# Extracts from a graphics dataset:
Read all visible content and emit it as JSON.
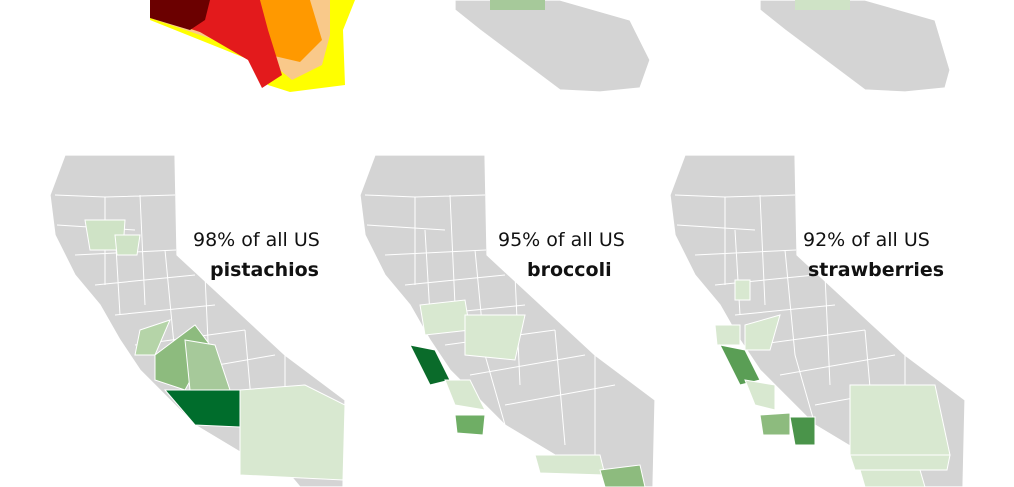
{
  "panels": [
    {
      "line1": "98% of all US",
      "line2": "pistachios"
    },
    {
      "line1": "95% of all US",
      "line2": "broccoli"
    },
    {
      "line1": "92% of all US",
      "line2": "strawberries"
    }
  ]
}
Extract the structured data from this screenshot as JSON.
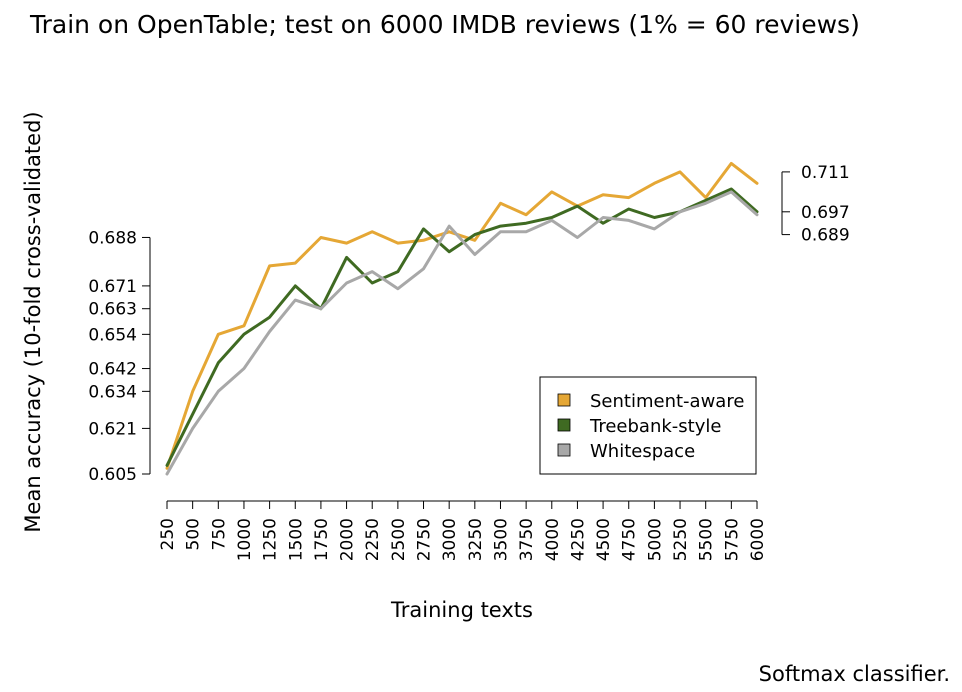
{
  "chart_data": {
    "type": "line",
    "title": "Train on OpenTable; test on 6000 IMDB reviews (1% = 60 reviews)",
    "xlabel": "Training texts",
    "ylabel": "Mean accuracy (10-fold cross-validated)",
    "x": [
      250,
      500,
      750,
      1000,
      1250,
      1500,
      1750,
      2000,
      2250,
      2500,
      2750,
      3000,
      3250,
      3500,
      3750,
      4000,
      4250,
      4500,
      4750,
      5000,
      5250,
      5500,
      5750,
      6000
    ],
    "x_tick_labels": [
      "250",
      "500",
      "750",
      "1000",
      "1250",
      "1500",
      "1750",
      "2000",
      "2250",
      "2500",
      "2750",
      "3000",
      "3250",
      "3500",
      "3750",
      "4000",
      "4250",
      "4500",
      "4750",
      "5000",
      "5250",
      "5500",
      "5750",
      "6000"
    ],
    "ylim": [
      0.605,
      0.716
    ],
    "y_ticks_left": [
      "0.605",
      "0.621",
      "0.634",
      "0.642",
      "0.654",
      "0.663",
      "0.671",
      "0.688"
    ],
    "y_ticks_right": [
      "0.689",
      "0.697",
      "0.711"
    ],
    "grid": false,
    "legend_position": "bottom-right",
    "series": [
      {
        "name": "Sentiment-aware",
        "color": "#E5A735",
        "values": [
          0.607,
          0.634,
          0.654,
          0.657,
          0.678,
          0.679,
          0.688,
          0.686,
          0.69,
          0.686,
          0.687,
          0.69,
          0.687,
          0.7,
          0.696,
          0.704,
          0.699,
          0.703,
          0.702,
          0.707,
          0.711,
          0.702,
          0.714,
          0.707
        ]
      },
      {
        "name": "Treebank-style",
        "color": "#3F6A22",
        "values": [
          0.608,
          0.626,
          0.644,
          0.654,
          0.66,
          0.671,
          0.663,
          0.681,
          0.672,
          0.676,
          0.691,
          0.683,
          0.689,
          0.692,
          0.693,
          0.695,
          0.699,
          0.693,
          0.698,
          0.695,
          0.697,
          0.701,
          0.705,
          0.697
        ]
      },
      {
        "name": "Whitespace",
        "color": "#A8A8A8",
        "values": [
          0.605,
          0.621,
          0.634,
          0.642,
          0.655,
          0.666,
          0.663,
          0.672,
          0.676,
          0.67,
          0.677,
          0.692,
          0.682,
          0.69,
          0.69,
          0.694,
          0.688,
          0.695,
          0.694,
          0.691,
          0.697,
          0.7,
          0.704,
          0.696
        ]
      }
    ]
  },
  "caption": "Softmax classifier."
}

# Directions:
Collect the lines of the data that carry the word "color".

# Output of the task:
        "color": "#E5A735",
        "color": "#3F6A22",
        "color": "#A8A8A8",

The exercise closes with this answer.